### INSTRUCTIONS FOR THE TASK
State the number of lines in these records holding "bottom". Say nothing more.

### DATASET ENTRIES
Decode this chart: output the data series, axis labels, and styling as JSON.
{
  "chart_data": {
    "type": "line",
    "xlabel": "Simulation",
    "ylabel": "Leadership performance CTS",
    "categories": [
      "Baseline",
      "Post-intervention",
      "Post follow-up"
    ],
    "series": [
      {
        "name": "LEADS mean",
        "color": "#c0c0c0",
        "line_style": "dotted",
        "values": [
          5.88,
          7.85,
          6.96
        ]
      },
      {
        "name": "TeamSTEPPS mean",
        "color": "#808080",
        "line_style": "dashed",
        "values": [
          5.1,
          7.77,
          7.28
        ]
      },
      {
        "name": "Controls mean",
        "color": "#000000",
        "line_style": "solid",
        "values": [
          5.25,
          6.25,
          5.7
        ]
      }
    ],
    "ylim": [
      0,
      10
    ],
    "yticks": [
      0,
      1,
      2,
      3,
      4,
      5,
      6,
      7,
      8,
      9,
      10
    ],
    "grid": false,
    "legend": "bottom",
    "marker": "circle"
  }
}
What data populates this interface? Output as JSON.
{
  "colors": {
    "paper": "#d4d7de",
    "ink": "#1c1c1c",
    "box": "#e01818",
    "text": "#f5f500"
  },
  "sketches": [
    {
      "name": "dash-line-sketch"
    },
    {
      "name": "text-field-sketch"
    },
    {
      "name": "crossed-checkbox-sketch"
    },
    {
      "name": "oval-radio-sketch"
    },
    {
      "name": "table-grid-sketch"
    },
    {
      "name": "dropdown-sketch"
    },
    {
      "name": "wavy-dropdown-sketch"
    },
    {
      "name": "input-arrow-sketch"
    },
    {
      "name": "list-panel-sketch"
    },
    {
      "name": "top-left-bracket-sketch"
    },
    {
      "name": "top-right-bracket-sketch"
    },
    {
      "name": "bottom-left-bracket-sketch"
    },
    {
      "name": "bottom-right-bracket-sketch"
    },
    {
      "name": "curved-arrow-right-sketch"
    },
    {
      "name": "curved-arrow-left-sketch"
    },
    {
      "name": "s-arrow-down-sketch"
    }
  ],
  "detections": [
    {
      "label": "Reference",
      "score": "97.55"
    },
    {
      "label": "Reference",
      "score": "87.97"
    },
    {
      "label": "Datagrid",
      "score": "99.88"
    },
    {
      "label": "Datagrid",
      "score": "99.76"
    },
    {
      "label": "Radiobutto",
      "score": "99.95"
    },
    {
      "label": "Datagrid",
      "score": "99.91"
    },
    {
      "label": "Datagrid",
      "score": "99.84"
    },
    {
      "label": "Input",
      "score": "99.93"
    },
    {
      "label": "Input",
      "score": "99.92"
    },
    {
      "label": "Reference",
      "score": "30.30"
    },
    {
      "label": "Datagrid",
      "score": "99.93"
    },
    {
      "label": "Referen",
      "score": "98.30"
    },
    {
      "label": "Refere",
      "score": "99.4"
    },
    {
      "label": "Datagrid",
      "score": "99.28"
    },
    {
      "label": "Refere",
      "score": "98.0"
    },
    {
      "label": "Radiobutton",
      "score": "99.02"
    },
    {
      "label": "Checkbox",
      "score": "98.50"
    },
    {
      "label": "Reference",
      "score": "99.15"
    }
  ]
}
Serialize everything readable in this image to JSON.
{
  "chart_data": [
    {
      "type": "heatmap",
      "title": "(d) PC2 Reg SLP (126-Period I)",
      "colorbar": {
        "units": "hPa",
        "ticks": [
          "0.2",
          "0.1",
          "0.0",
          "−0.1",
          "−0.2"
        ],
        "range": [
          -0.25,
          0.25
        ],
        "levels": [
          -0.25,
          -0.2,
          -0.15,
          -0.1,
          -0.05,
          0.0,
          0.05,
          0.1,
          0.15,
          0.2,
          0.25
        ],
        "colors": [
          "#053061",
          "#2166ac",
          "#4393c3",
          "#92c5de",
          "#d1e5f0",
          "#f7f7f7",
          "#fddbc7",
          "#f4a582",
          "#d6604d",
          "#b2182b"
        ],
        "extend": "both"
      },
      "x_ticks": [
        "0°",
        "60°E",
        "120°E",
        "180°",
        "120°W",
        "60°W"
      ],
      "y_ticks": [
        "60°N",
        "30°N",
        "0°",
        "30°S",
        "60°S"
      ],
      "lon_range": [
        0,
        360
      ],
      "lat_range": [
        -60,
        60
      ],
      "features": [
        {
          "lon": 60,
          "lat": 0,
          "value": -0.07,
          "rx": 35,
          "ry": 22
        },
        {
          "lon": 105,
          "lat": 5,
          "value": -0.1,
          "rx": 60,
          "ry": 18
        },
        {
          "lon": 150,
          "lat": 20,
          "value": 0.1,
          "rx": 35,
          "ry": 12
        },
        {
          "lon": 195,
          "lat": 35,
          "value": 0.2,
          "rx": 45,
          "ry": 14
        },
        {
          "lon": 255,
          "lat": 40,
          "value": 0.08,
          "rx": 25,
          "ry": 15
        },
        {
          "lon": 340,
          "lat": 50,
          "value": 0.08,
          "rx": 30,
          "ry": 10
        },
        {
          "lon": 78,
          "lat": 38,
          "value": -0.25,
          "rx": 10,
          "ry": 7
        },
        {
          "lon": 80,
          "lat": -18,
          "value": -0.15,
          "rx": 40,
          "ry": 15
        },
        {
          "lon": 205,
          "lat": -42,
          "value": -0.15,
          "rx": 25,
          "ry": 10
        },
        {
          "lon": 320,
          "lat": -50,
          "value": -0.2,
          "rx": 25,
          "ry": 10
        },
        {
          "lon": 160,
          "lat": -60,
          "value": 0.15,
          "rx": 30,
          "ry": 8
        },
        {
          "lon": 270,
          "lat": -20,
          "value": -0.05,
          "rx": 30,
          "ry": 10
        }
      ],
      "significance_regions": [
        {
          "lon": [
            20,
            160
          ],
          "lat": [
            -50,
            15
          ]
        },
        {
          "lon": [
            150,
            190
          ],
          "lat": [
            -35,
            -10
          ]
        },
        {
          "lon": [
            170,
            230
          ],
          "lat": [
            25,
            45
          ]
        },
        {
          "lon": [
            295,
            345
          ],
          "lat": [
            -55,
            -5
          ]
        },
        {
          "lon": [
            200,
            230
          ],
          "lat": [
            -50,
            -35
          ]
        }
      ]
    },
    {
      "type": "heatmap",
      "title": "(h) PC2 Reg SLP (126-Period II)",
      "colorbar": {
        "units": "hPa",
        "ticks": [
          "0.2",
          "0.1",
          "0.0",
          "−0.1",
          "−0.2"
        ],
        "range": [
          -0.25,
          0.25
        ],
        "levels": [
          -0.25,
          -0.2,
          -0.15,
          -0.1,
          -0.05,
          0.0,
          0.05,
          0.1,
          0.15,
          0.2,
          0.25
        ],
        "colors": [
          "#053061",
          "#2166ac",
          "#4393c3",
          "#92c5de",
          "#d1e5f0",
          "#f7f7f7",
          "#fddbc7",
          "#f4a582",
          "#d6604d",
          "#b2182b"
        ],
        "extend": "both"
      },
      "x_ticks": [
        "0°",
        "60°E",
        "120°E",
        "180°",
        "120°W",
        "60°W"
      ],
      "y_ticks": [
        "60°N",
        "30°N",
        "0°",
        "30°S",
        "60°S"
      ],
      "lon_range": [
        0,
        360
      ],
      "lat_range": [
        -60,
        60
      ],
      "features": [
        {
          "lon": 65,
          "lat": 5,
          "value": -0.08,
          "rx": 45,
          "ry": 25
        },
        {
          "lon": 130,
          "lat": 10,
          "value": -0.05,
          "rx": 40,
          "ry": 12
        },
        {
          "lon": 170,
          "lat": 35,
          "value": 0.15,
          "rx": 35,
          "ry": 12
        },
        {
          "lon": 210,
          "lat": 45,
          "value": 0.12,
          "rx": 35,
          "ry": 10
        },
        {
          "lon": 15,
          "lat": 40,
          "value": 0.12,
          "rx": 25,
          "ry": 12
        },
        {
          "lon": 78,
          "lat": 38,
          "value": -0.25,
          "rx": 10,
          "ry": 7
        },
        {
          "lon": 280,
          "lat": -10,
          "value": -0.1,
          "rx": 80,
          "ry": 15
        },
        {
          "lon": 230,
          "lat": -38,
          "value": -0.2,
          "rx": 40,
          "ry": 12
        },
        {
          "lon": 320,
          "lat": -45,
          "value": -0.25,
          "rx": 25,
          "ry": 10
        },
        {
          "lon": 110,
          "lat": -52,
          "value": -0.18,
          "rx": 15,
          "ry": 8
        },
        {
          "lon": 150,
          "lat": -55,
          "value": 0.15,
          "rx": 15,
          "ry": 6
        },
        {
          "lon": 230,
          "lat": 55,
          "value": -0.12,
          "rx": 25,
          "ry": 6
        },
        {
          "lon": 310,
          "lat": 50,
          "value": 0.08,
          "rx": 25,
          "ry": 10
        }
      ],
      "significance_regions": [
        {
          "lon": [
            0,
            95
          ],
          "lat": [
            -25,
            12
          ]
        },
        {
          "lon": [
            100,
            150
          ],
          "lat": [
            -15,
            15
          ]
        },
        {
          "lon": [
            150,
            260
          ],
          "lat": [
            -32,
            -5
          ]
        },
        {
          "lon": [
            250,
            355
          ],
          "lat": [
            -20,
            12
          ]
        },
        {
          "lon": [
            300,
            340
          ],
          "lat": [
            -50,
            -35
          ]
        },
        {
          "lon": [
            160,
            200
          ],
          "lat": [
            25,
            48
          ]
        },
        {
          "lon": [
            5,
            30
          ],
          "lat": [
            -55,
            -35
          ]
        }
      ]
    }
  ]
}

### EXERCISE RESPONSE
3